▸ Il tuo compito:
Nell'articolo sul nuovo oratorio di Olgiate, quanti metri quadrati misura l'area che si potrebbe usare liberamente se si abbattesse tutto?

▸ Testo fornito:
----------------

Il nuovo oratorio di Olgiate dove si farà?  Non sarà abbattuta la casa dell’ex vicario
Lo storico oratorio di Olgiate, sta diventando un’impresa trovare un posto dove costruire il nuovo

Il nuovo oratorio di Olgiate dove si farà?

Non sarà abbattuta la casa dell’ex vicario

Sta diventando un rebus trovare un sito adatto. L’abitazione ha un vincolo della Soprintendenza e rimane l’opzione di costruirlo nell’ex area Italplastic

Un vincolo di tutela pesa sul destino del nuovo oratorio. La palazzina che ospitava l’ex abitazione del vicario, avendo oltre 70 anni, è vincolata dalla Soprintendenza. La parrocchia ha inoltrato, attraverso la Curia, la pratica alla Soprintendenza per chiedere lo svincolo, ma non è garantito l’esito positivo. In forse la possibilità di abbattere l’esistente e ricostruire un complesso ex novo.

«Da approfondimenti compiuti, andando a guardare la planimetria e il catasto, sono emersi aspetti burocratici che vanno risolti – spiega il prevosto don Flavio Crosta – Il padiglione dell’oratorio San Giovanni Bosco, che occupava il bar e l’ex casa del vicario, è vincolato».

«Lo scorso mese di luglio abbiamo inoltrato la domanda di svincolo alla Soprintendenza, facendo presente che non c’è alcun interesse storico, ma la legge italiana è molto vincolante su questa materia, per cui non è così scontata la risposta. Siamo in attesa, ma i tempi burocratici sono abissali. Il progetto è pertanto subordinato alla risposta che si avrà della Soprintendenza».

La soluzione migliore, dal punto di vista tecnico ed economico, sarebbe demolire e costruire ex novo. «Se si potrà abbattere tutto e utilizzare liberamente l’area (5mila metri quadrati), l’oratorio avrà una forma adeguata alle esigenze e più consona al terreno a disposizione – aggiunge il prevosto – Si potrà disporre gli edifici e la parte gioco come si vuole. Se si dovrà tenere l’esistente, ci saranno più spese e qualche difficoltà tecnica».

----------------

▸ Sezione dati:
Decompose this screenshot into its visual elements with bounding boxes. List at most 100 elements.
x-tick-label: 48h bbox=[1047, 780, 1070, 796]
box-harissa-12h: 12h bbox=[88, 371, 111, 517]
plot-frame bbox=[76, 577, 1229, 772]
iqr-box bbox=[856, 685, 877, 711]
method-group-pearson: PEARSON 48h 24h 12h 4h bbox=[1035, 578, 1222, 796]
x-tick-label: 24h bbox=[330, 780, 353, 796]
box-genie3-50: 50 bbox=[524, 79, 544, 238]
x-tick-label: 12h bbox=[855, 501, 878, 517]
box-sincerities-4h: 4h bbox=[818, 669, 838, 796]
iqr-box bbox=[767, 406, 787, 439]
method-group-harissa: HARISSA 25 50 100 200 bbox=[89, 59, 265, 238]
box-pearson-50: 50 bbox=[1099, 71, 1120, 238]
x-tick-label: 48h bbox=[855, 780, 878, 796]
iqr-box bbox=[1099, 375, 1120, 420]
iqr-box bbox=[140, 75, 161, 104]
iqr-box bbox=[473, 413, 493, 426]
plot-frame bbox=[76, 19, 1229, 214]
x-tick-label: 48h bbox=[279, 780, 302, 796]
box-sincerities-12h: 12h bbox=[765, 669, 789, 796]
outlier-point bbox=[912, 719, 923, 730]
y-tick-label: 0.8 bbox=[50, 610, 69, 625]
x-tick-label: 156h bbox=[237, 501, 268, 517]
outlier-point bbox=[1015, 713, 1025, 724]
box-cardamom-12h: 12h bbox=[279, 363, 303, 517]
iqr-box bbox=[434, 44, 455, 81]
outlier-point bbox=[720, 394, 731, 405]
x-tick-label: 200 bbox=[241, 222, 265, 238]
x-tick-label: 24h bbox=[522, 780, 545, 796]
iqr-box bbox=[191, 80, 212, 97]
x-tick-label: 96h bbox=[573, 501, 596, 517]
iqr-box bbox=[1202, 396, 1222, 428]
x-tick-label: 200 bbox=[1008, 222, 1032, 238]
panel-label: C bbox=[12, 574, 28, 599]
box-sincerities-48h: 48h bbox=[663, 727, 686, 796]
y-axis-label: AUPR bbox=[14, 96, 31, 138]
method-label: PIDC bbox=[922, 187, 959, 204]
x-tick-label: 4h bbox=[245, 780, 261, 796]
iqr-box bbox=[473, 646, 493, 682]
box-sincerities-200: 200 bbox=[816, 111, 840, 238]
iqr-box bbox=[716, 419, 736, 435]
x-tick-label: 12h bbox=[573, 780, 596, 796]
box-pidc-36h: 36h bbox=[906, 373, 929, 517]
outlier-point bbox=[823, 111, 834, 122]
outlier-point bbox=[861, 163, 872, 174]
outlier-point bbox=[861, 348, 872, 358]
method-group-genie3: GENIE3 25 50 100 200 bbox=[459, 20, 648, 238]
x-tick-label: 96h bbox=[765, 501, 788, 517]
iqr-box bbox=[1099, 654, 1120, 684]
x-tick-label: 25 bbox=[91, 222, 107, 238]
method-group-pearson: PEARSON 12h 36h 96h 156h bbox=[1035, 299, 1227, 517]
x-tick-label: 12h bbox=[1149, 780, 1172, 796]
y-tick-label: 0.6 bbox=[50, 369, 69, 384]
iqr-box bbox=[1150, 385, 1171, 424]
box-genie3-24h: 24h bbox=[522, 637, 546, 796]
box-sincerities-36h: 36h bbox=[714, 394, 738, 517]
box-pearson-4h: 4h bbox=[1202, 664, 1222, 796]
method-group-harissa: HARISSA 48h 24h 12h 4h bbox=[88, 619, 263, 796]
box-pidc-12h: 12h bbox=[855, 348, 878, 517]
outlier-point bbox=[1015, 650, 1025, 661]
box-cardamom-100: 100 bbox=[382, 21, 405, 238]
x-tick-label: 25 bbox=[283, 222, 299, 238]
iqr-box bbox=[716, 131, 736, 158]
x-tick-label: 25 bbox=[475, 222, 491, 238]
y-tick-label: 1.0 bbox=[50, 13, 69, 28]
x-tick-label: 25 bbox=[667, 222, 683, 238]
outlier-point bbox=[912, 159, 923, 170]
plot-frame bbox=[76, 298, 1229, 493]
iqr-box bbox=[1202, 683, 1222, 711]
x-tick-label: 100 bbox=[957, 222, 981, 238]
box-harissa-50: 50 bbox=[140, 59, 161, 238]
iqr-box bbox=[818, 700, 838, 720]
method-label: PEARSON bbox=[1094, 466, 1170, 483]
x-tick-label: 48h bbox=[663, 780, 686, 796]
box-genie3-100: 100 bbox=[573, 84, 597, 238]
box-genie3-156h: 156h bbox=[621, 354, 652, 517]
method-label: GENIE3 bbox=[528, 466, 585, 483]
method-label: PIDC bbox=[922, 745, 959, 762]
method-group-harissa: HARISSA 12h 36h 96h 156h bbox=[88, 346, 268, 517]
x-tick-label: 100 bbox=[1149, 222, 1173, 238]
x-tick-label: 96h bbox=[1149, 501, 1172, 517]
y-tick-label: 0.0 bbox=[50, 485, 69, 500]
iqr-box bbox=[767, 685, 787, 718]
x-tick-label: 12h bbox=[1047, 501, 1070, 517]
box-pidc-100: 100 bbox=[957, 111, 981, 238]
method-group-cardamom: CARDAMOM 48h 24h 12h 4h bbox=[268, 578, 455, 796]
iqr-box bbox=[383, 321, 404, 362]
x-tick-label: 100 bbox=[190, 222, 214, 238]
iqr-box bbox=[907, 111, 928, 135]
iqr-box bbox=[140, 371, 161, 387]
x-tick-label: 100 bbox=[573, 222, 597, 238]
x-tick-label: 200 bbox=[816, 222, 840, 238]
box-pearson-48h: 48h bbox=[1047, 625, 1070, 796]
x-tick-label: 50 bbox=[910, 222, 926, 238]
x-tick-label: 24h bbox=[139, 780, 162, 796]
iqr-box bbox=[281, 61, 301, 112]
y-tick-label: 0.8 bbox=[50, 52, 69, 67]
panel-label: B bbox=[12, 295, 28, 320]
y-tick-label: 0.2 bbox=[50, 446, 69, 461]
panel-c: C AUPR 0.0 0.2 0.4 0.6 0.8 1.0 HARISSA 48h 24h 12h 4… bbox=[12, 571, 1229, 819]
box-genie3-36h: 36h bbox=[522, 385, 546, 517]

----------------

▸ Soluzione svolta:
L'area misura 5mila metri quadrati.